Problem requirements: Images should be left out, and everything else in the listing reproduced exactly.

[Entries start]

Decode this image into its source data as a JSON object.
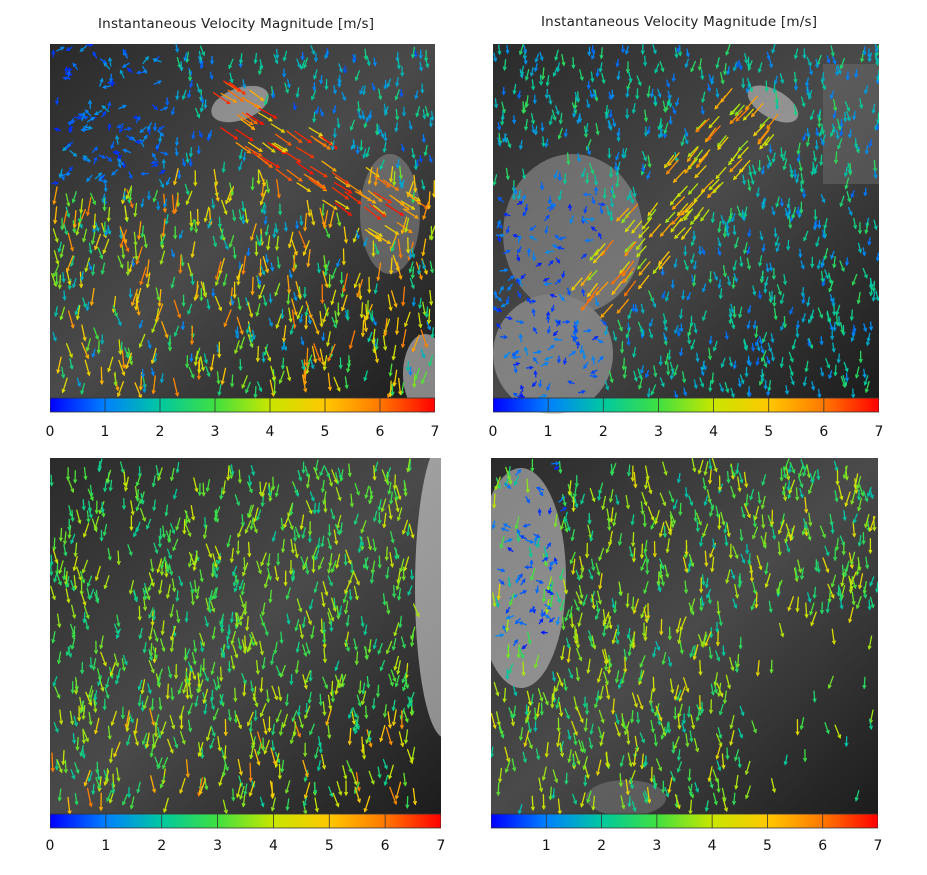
{
  "chart_data": [
    {
      "type": "vector-field",
      "title": "Instantaneous Velocity Magnitude [m/s]",
      "colorbar": {
        "label": "",
        "range": [
          0,
          7
        ],
        "ticks": [
          "0",
          "1",
          "2",
          "3",
          "4",
          "5",
          "6",
          "7"
        ]
      },
      "description_scene": "shower head upper-left spraying down-right",
      "dominant_range": [
        1,
        6
      ],
      "jet": {
        "from": "upper-left",
        "to": "center-right"
      }
    },
    {
      "type": "vector-field",
      "title": "Instantaneous Velocity Magnitude [m/s]",
      "colorbar": {
        "label": "",
        "range": [
          0,
          7
        ],
        "ticks": [
          "0",
          "1",
          "2",
          "3",
          "4",
          "5",
          "6",
          "7"
        ]
      },
      "dominant_range": [
        1,
        5
      ],
      "jet": {
        "from": "upper-right",
        "to": "lower-left"
      }
    },
    {
      "type": "vector-field",
      "title": "",
      "colorbar": {
        "label": "",
        "range": [
          0,
          7
        ],
        "ticks": [
          "0",
          "1",
          "2",
          "3",
          "4",
          "5",
          "6",
          "7"
        ]
      },
      "dominant_range": [
        2,
        5
      ],
      "jet": {
        "from": "top",
        "to": "bottom"
      }
    },
    {
      "type": "vector-field",
      "title": "",
      "colorbar": {
        "label": "",
        "range": [
          0,
          7
        ],
        "ticks": [
          "",
          "1",
          "2",
          "3",
          "4",
          "5",
          "6",
          "7"
        ]
      },
      "dominant_range": [
        1,
        5
      ],
      "jet": {
        "from": "top",
        "to": "bottom"
      }
    }
  ],
  "colors": {
    "background": "#ffffff",
    "colormap": [
      "#0000ff",
      "#0080ff",
      "#00c8a0",
      "#40e040",
      "#c8e600",
      "#ffc800",
      "#ff7800",
      "#ff0000"
    ]
  }
}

[Entries end]

Answer to this exercise:
Decode this image into its source data as a JSON object.
{
  "chart_data": [
    {
      "type": "vector-field",
      "title": "Instantaneous Velocity Magnitude [m/s]",
      "colorbar": {
        "label": "",
        "range": [
          0,
          7
        ],
        "ticks": [
          "0",
          "1",
          "2",
          "3",
          "4",
          "5",
          "6",
          "7"
        ]
      },
      "description_scene": "shower head upper-left spraying down-right",
      "dominant_range": [
        1,
        6
      ],
      "jet": {
        "from": "upper-left",
        "to": "center-right"
      }
    },
    {
      "type": "vector-field",
      "title": "Instantaneous Velocity Magnitude [m/s]",
      "colorbar": {
        "label": "",
        "range": [
          0,
          7
        ],
        "ticks": [
          "0",
          "1",
          "2",
          "3",
          "4",
          "5",
          "6",
          "7"
        ]
      },
      "dominant_range": [
        1,
        5
      ],
      "jet": {
        "from": "upper-right",
        "to": "lower-left"
      }
    },
    {
      "type": "vector-field",
      "title": "",
      "colorbar": {
        "label": "",
        "range": [
          0,
          7
        ],
        "ticks": [
          "0",
          "1",
          "2",
          "3",
          "4",
          "5",
          "6",
          "7"
        ]
      },
      "dominant_range": [
        2,
        5
      ],
      "jet": {
        "from": "top",
        "to": "bottom"
      }
    },
    {
      "type": "vector-field",
      "title": "",
      "colorbar": {
        "label": "",
        "range": [
          0,
          7
        ],
        "ticks": [
          "",
          "1",
          "2",
          "3",
          "4",
          "5",
          "6",
          "7"
        ]
      },
      "dominant_range": [
        1,
        5
      ],
      "jet": {
        "from": "top",
        "to": "bottom"
      }
    }
  ],
  "colors": {
    "background": "#ffffff",
    "colormap": [
      "#0000ff",
      "#0080ff",
      "#00c8a0",
      "#40e040",
      "#c8e600",
      "#ffc800",
      "#ff7800",
      "#ff0000"
    ]
  }
}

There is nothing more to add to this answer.